Instruction
Repeat the listing that follows, character for character, minus the pictures.

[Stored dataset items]
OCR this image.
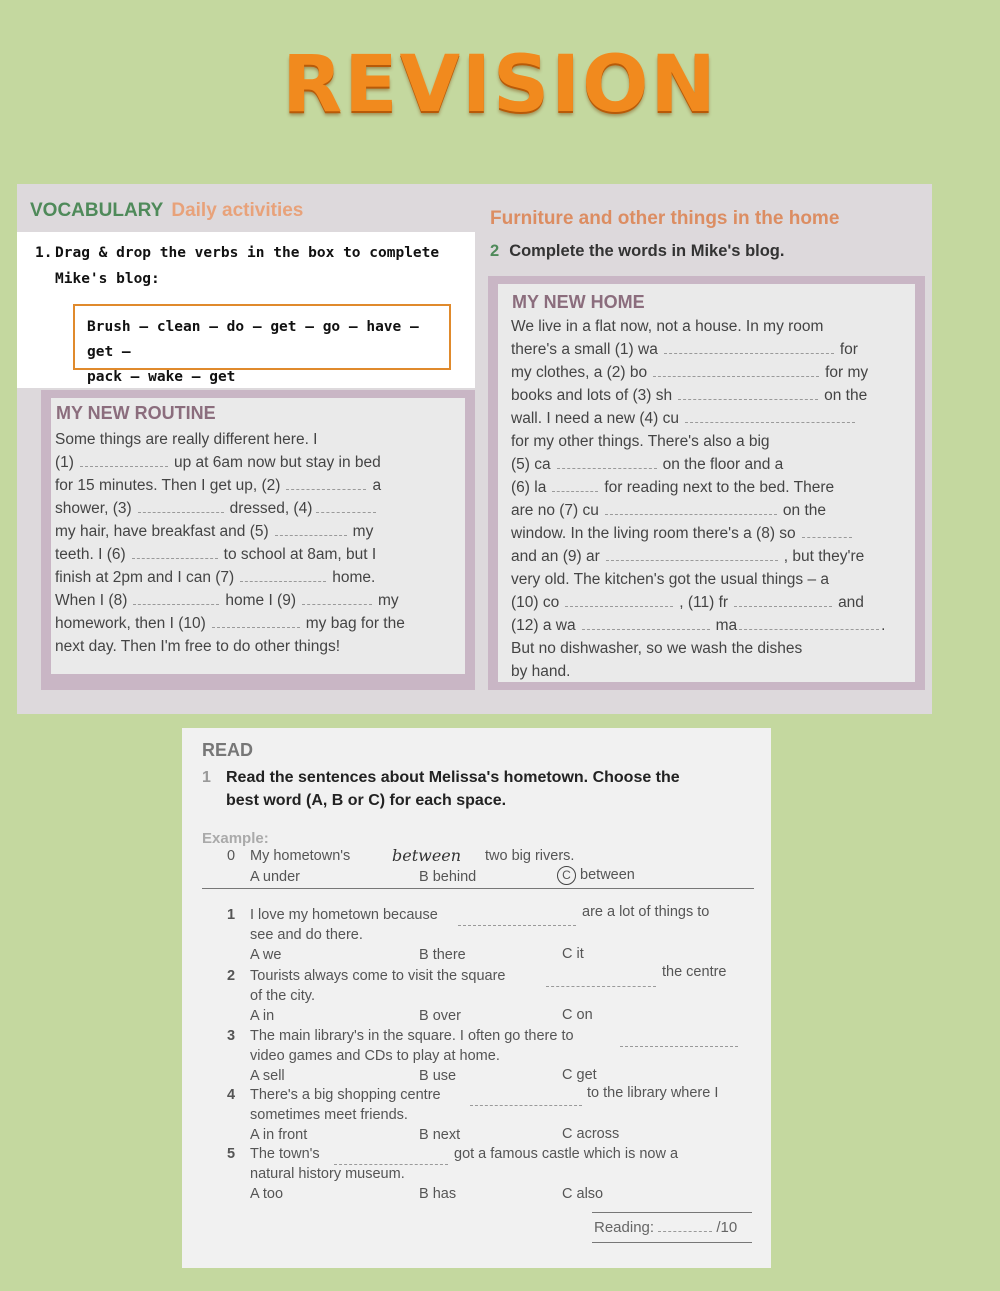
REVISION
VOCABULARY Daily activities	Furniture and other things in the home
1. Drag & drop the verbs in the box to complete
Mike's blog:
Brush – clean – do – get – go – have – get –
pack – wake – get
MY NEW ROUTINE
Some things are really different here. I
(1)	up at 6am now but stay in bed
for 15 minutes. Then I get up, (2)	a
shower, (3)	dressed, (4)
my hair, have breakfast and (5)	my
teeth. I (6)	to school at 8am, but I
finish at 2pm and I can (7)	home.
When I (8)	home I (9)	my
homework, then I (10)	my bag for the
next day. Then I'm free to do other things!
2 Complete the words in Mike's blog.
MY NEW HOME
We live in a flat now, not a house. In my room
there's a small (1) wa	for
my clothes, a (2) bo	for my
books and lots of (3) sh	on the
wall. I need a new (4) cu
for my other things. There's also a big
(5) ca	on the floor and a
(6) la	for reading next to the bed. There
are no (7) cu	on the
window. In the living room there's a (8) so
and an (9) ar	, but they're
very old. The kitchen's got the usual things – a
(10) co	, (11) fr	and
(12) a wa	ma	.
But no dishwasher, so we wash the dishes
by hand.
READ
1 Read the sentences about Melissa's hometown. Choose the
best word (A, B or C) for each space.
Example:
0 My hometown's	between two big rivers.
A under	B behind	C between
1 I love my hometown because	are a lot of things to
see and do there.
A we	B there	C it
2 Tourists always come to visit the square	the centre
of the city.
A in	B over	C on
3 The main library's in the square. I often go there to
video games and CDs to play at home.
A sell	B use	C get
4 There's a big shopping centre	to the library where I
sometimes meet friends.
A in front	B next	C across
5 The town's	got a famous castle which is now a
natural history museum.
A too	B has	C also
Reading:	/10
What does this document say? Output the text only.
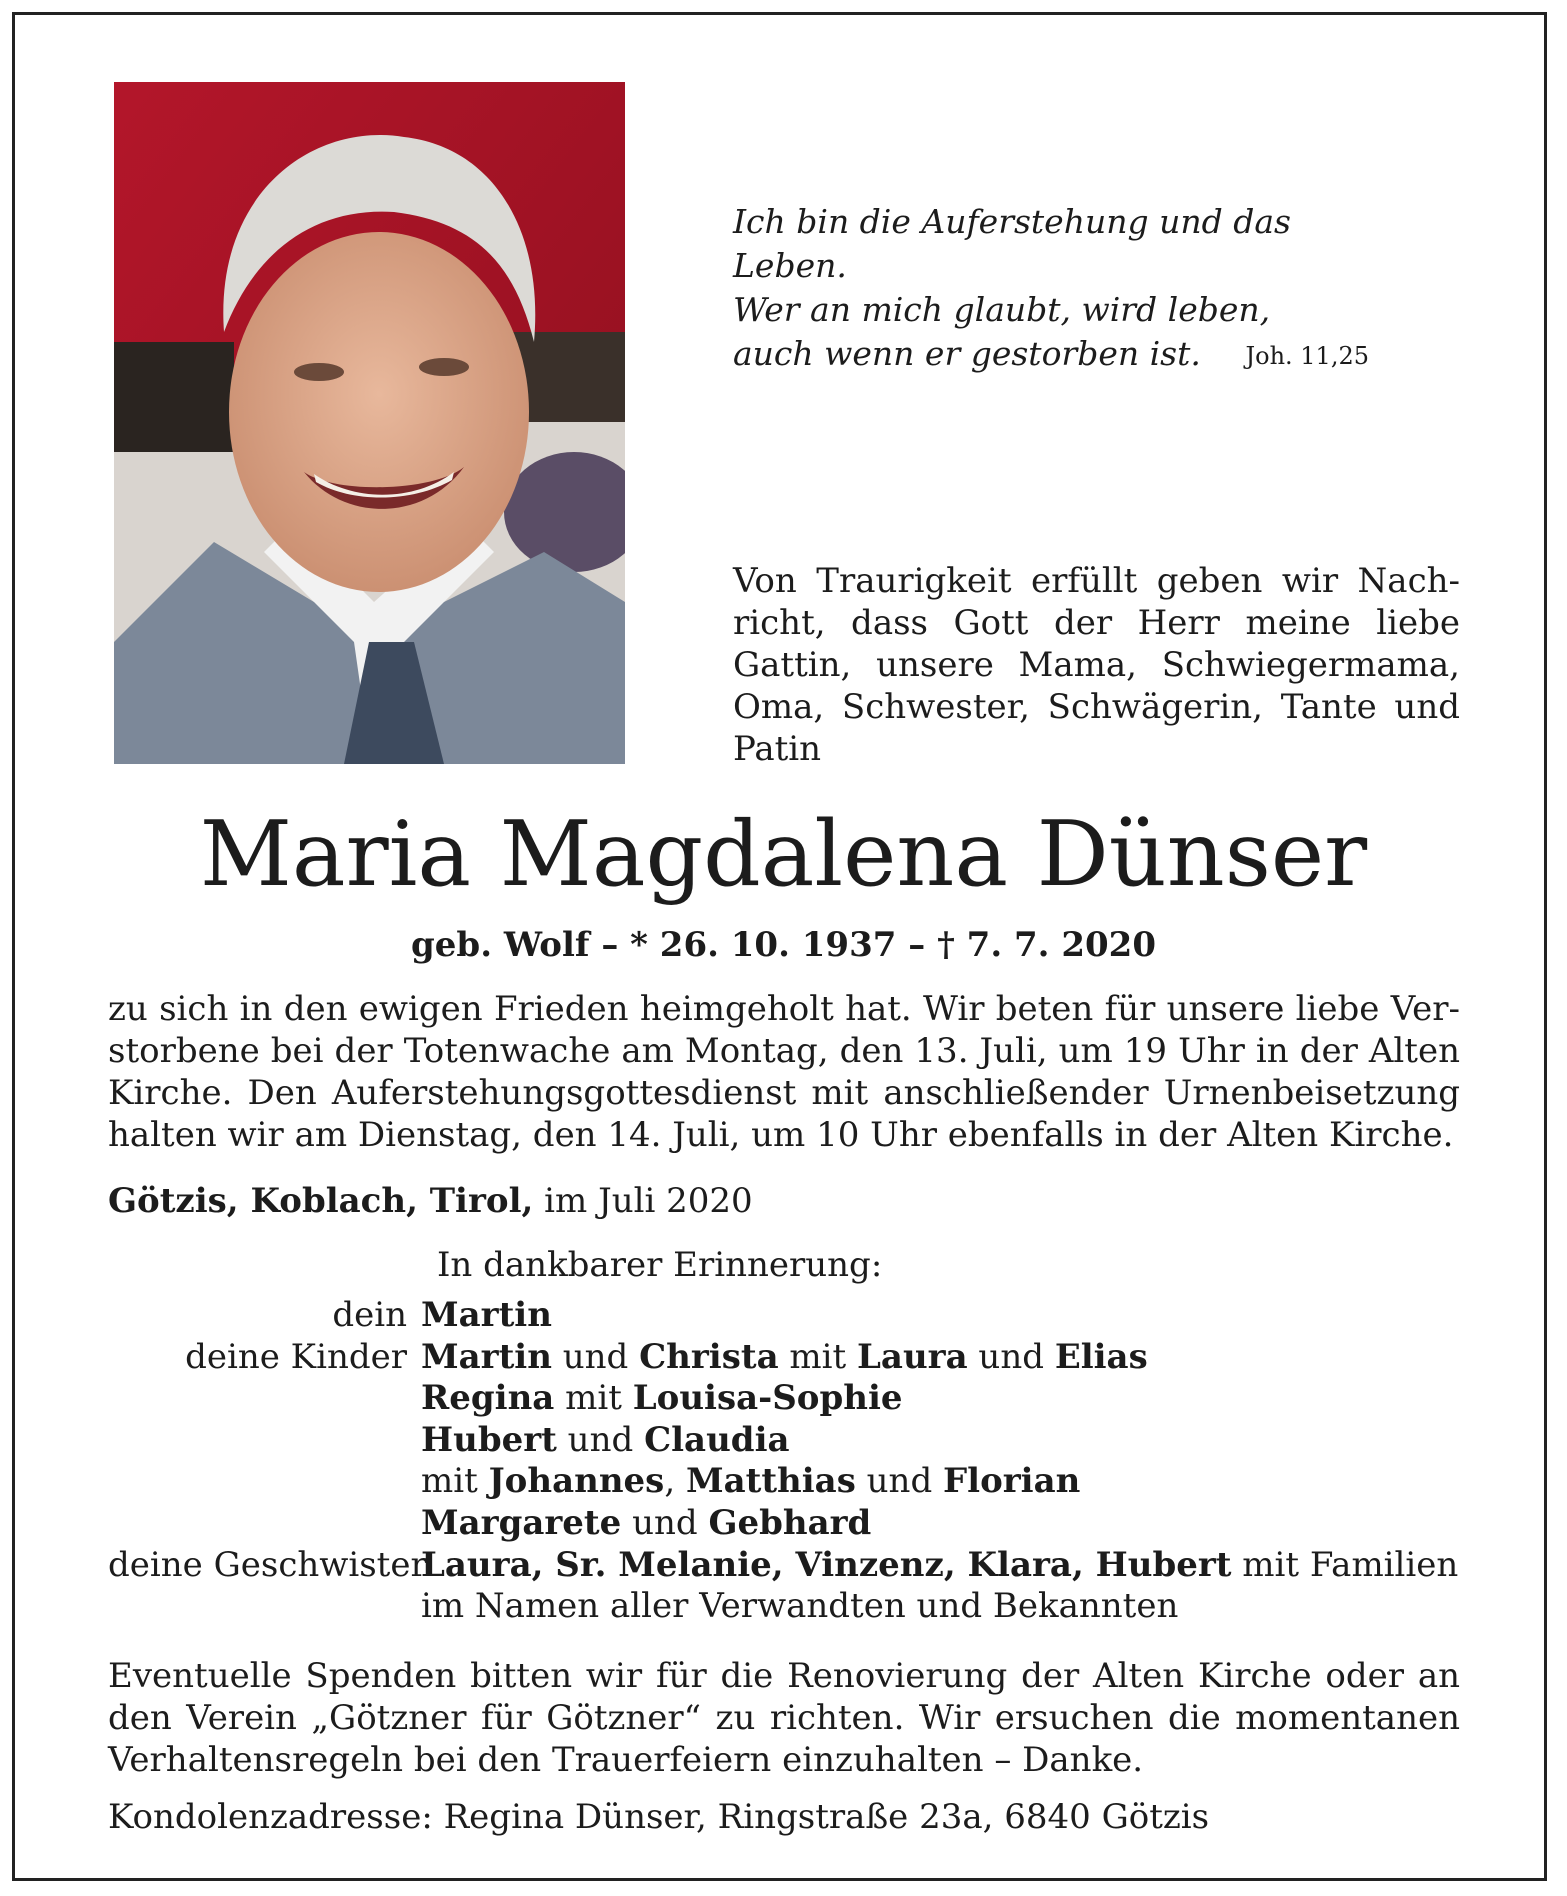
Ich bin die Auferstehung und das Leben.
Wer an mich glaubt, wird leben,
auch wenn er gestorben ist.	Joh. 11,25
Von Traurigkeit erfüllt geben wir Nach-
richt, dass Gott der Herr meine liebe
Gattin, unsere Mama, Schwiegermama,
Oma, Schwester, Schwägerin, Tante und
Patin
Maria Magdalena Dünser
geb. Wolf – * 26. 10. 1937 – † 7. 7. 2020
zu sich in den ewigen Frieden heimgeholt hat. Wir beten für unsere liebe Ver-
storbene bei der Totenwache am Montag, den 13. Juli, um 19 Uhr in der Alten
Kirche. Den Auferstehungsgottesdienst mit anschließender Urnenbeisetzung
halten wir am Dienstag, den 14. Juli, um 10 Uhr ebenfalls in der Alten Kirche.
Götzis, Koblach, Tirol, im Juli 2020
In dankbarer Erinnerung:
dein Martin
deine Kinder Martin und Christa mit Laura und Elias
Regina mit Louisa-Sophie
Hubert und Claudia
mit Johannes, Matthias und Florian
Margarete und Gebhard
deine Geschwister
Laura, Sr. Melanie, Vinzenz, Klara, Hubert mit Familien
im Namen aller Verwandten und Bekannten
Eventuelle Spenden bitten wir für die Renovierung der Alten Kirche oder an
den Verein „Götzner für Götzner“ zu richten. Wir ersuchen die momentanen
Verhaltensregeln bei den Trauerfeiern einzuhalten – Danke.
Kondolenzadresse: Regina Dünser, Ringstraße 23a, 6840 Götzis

Final result
OCR this image.
REVISION
VOCABULARY Daily activities	Furniture and other things in the home
1. Drag & drop the verbs in the box to complete
Mike's blog:
Brush – clean – do – get – go – have – get –
pack – wake – get
MY NEW ROUTINE
Some things are really different here. I
(1)	up at 6am now but stay in bed
for 15 minutes. Then I get up, (2)	a
shower, (3)	dressed, (4)
my hair, have breakfast and (5)	my
teeth. I (6)	to school at 8am, but I
finish at 2pm and I can (7)	home.
When I (8)	home I (9)	my
homework, then I (10)	my bag for the
next day. Then I'm free to do other things!
2 Complete the words in Mike's blog.
MY NEW HOME
We live in a flat now, not a house. In my room
there's a small (1) wa	for
my clothes, a (2) bo	for my
books and lots of (3) sh	on the
wall. I need a new (4) cu
for my other things. There's also a big
(5) ca	on the floor and a
(6) la	for reading next to the bed. There
are no (7) cu	on the
window. In the living room there's a (8) so
and an (9) ar	, but they're
very old. The kitchen's got the usual things – a
(10) co	, (11) fr	and
(12) a wa	ma	.
But no dishwasher, so we wash the dishes
by hand.
READ
1 Read the sentences about Melissa's hometown. Choose the
best word (A, B or C) for each space.
Example:
0 My hometown's	between two big rivers.
A under	B behind	C between
1 I love my hometown because	are a lot of things to
see and do there.
A we	B there	C it
2 Tourists always come to visit the square	the centre
of the city.
A in	B over	C on
3 The main library's in the square. I often go there to
video games and CDs to play at home.
A sell	B use	C get
4 There's a big shopping centre	to the library where I
sometimes meet friends.
A in front	B next	C across
5 The town's	got a famous castle which is now a
natural history museum.
A too	B has	C also
Reading:	/10
What does this document say? Output the text only.
Ich bin die Auferstehung und das Leben.
Wer an mich glaubt, wird leben,
auch wenn er gestorben ist.	Joh. 11,25
Von Traurigkeit erfüllt geben wir Nach-
richt, dass Gott der Herr meine liebe
Gattin, unsere Mama, Schwiegermama,
Oma, Schwester, Schwägerin, Tante und
Patin
Maria Magdalena Dünser
geb. Wolf – * 26. 10. 1937 – † 7. 7. 2020
zu sich in den ewigen Frieden heimgeholt hat. Wir beten für unsere liebe Ver-
storbene bei der Totenwache am Montag, den 13. Juli, um 19 Uhr in der Alten
Kirche. Den Auferstehungsgottesdienst mit anschließender Urnenbeisetzung
halten wir am Dienstag, den 14. Juli, um 10 Uhr ebenfalls in der Alten Kirche.
Götzis, Koblach, Tirol, im Juli 2020
In dankbarer Erinnerung:
dein Martin
deine Kinder Martin und Christa mit Laura und Elias
Regina mit Louisa-Sophie
Hubert und Claudia
mit Johannes, Matthias und Florian
Margarete und Gebhard
deine Geschwister
Laura, Sr. Melanie, Vinzenz, Klara, Hubert mit Familien
im Namen aller Verwandten und Bekannten
Eventuelle Spenden bitten wir für die Renovierung der Alten Kirche oder an
den Verein „Götzner für Götzner“ zu richten. Wir ersuchen die momentanen
Verhaltensregeln bei den Trauerfeiern einzuhalten – Danke.
Kondolenzadresse: Regina Dünser, Ringstraße 23a, 6840 Götzis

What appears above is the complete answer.